1. Field of the Invention
The present invention relates to a DC-DC voltage boosting method and a power supply using the same. More particularly, the present invention relates to a DC-DC voltage boosting method and a power supply circuit of the charge pump type, which are incorporated in a voltage-boost power supply circuit for driving a liquid crystal device, or in a driver IC containing a power supply for driving a liquid crystal device.
2. Description of the Related Art
The following discussion provides the background for understanding the problems solved by the present invention. A liquid crystal device requires a high-voltage supply for driving liquid crystals, and the high-voltage power is generally obtained by DC-DC boosting. FIG. 13 shows a configuration of a typical power supply circuit incorporated in a driver IC for driving a liquid crystal device. This IC operates by receiving a power supply voltage VDD at the high potential side and a power supply voltage VSS at low potential side. Referring to FIG. 13, a voltage booster circuit 10 boosts the power supply voltage VDD at high potential side and outputs a boosted voltage VOUT. The boosted voltage VOUT is fed to a voltage regulator circuit 20, which outputs an operating voltage VLCD for operating the liquid crystal device. A voltage follower circuit 30 divides and buffers the operating voltage VLCD, and outputs voltages V1, V2, V3, and V4, in accordance with loads required for corresponding functions.
☆ ☆ ☆ ☆ ☆
WRITTEN EXERCISE 1
Pull out each line of the rows that contains the string "value", and copy those lines.
The rows after this point have no connection to the passage on DC-DC voltage boosting.
☆ ☆ ☆ ☆ ☆
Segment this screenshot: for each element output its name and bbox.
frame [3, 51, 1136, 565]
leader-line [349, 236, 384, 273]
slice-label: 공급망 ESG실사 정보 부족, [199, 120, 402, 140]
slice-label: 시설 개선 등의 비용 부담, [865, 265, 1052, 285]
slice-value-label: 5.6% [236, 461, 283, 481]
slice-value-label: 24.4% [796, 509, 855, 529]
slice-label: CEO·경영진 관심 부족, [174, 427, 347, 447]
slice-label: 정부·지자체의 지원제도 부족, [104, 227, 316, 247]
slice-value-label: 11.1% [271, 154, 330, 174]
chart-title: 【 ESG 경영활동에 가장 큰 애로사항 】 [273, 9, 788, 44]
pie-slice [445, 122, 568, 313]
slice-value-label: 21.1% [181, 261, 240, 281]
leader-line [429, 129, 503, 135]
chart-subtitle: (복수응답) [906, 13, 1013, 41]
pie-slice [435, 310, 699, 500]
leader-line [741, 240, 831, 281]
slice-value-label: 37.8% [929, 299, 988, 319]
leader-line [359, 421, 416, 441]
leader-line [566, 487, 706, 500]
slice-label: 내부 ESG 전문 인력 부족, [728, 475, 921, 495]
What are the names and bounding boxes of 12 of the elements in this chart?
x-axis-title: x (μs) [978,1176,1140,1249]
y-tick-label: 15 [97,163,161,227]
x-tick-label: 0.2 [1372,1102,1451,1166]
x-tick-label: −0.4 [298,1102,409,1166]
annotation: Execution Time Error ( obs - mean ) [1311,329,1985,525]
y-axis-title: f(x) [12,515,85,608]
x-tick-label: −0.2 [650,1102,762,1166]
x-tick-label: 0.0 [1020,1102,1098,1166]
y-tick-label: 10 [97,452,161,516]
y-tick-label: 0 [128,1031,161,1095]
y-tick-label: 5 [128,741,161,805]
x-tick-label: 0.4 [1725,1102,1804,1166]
☆ ☆ ☆ ☆ ☆
WRITTEN EXERCISE 2
Quote the passage on DC-DC voltage boosting, copying everything from "1. Field of" down to "supply for driving a liquid crystal device.".

REPLY 1
slice-value-label: 5.6% [236, 461, 283, 481]
slice-value-label: 24.4% [796, 509, 855, 529]
slice-value-label: 11.1% [271, 154, 330, 174]
slice-value-label: 21.1% [181, 261, 240, 281]
slice-value-label: 37.8% [929, 299, 988, 319]

REPLY 2
1. Field of the Invention
The present invention relates to a DC-DC voltage boosting method and a power supply using the same. More particularly, the present invention relates to a DC-DC voltage boosting method and a power supply circuit of the charge pump type, which are incorporated in a voltage-boost power supply circuit for driving a liquid crystal device, or in a driver IC containing a power supply for driving a liquid crystal device.